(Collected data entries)
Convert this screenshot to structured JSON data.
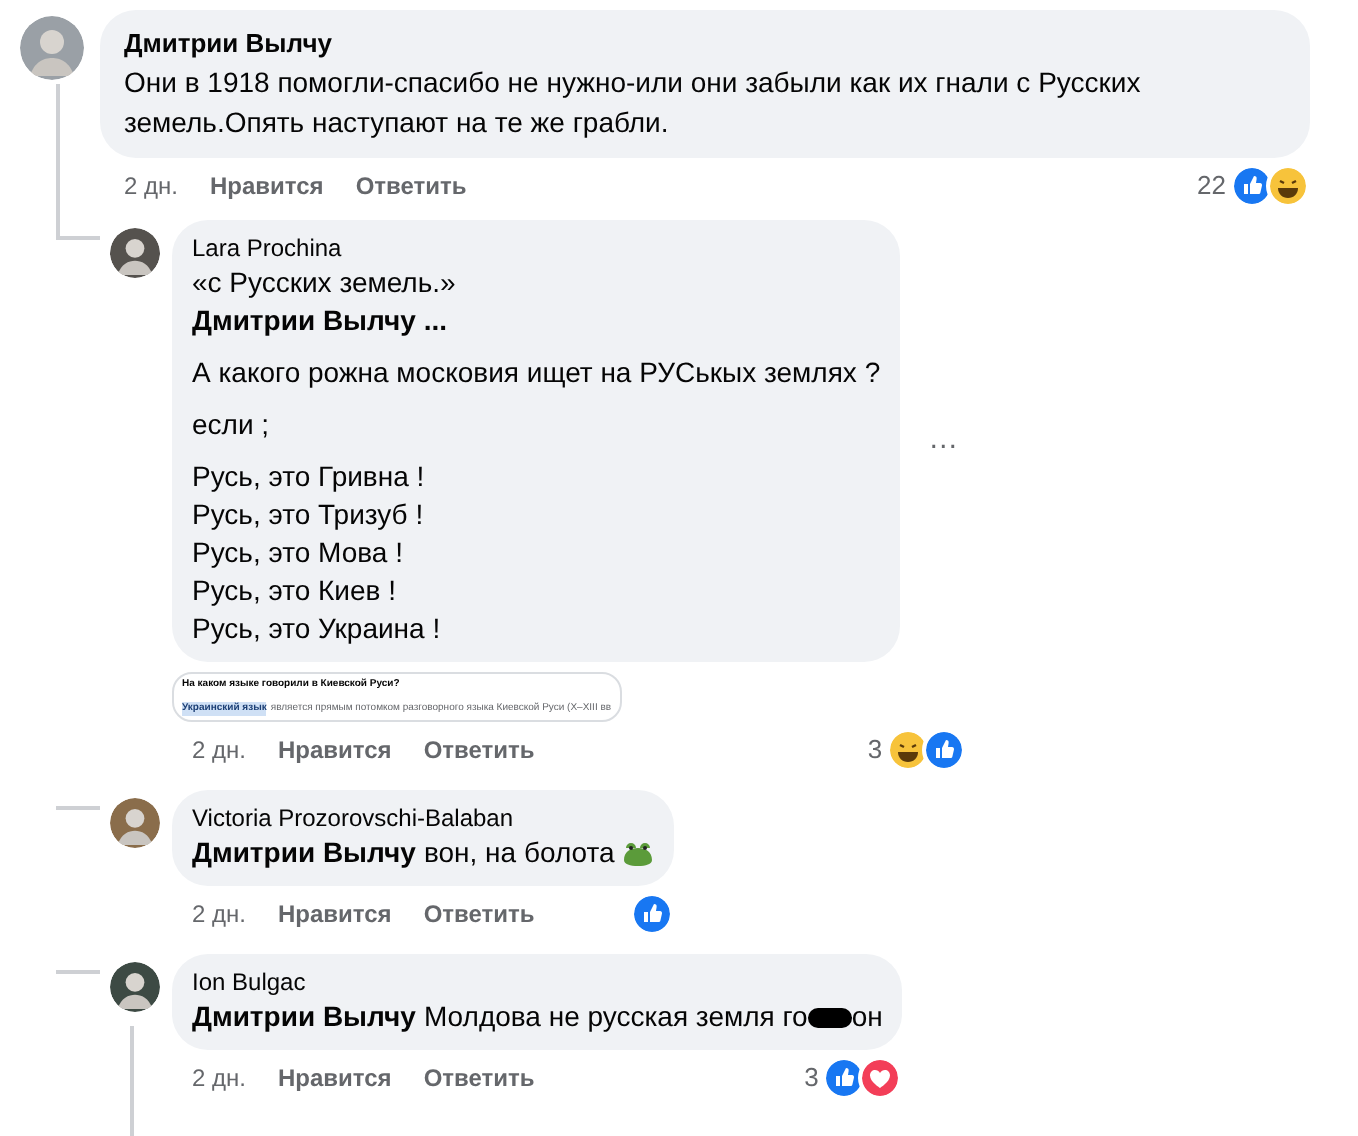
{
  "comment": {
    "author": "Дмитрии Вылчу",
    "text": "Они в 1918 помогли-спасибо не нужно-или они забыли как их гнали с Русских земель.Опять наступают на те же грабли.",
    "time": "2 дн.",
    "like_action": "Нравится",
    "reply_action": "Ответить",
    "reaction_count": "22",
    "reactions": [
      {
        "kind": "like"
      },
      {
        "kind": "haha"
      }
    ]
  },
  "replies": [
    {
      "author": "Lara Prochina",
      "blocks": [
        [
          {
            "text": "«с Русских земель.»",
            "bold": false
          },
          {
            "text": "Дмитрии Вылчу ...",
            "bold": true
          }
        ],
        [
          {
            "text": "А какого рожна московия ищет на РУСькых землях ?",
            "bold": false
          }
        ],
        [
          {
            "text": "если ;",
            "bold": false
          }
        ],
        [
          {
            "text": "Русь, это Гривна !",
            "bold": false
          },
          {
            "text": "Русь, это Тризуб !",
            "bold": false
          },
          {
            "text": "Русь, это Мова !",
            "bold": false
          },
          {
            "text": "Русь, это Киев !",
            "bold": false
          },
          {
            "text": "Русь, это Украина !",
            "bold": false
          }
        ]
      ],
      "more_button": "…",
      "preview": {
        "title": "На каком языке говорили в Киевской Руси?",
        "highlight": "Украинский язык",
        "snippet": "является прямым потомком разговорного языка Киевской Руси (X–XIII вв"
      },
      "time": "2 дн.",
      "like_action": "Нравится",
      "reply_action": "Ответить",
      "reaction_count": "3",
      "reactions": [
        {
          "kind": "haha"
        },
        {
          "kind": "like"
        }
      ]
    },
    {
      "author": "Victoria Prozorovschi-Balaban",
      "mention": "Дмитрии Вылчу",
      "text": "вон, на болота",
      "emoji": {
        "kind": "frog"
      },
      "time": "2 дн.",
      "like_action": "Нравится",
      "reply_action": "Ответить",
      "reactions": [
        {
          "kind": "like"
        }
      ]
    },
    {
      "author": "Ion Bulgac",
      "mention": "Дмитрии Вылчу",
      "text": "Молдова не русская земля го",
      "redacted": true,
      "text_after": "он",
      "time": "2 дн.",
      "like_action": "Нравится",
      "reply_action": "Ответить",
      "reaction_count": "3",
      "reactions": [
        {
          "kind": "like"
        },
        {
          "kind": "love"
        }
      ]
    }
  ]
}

**What is being asked:** Each line of the material must be retyped exactly, except that images are omitted.

**Written answer:**
Convert this screenshot to structured JSON data.
{
  "comment": {
    "author": "Дмитрии Вылчу",
    "text": "Они в 1918 помогли-спасибо не нужно-или они забыли как их гнали с Русских земель.Опять наступают на те же грабли.",
    "time": "2 дн.",
    "like_action": "Нравится",
    "reply_action": "Ответить",
    "reaction_count": "22",
    "reactions": [
      {
        "kind": "like"
      },
      {
        "kind": "haha"
      }
    ]
  },
  "replies": [
    {
      "author": "Lara Prochina",
      "blocks": [
        [
          {
            "text": "«с Русских земель.»",
            "bold": false
          },
          {
            "text": "Дмитрии Вылчу ...",
            "bold": true
          }
        ],
        [
          {
            "text": "А какого рожна московия ищет на РУСькых землях ?",
            "bold": false
          }
        ],
        [
          {
            "text": "если ;",
            "bold": false
          }
        ],
        [
          {
            "text": "Русь, это Гривна !",
            "bold": false
          },
          {
            "text": "Русь, это Тризуб !",
            "bold": false
          },
          {
            "text": "Русь, это Мова !",
            "bold": false
          },
          {
            "text": "Русь, это Киев !",
            "bold": false
          },
          {
            "text": "Русь, это Украина !",
            "bold": false
          }
        ]
      ],
      "more_button": "…",
      "preview": {
        "title": "На каком языке говорили в Киевской Руси?",
        "highlight": "Украинский язык",
        "snippet": "является прямым потомком разговорного языка Киевской Руси (X–XIII вв"
      },
      "time": "2 дн.",
      "like_action": "Нравится",
      "reply_action": "Ответить",
      "reaction_count": "3",
      "reactions": [
        {
          "kind": "haha"
        },
        {
          "kind": "like"
        }
      ]
    },
    {
      "author": "Victoria Prozorovschi-Balaban",
      "mention": "Дмитрии Вылчу",
      "text": "вон, на болота",
      "emoji": {
        "kind": "frog"
      },
      "time": "2 дн.",
      "like_action": "Нравится",
      "reply_action": "Ответить",
      "reactions": [
        {
          "kind": "like"
        }
      ]
    },
    {
      "author": "Ion Bulgac",
      "mention": "Дмитрии Вылчу",
      "text": "Молдова не русская земля го",
      "redacted": true,
      "text_after": "он",
      "time": "2 дн.",
      "like_action": "Нравится",
      "reply_action": "Ответить",
      "reaction_count": "3",
      "reactions": [
        {
          "kind": "like"
        },
        {
          "kind": "love"
        }
      ]
    }
  ]
}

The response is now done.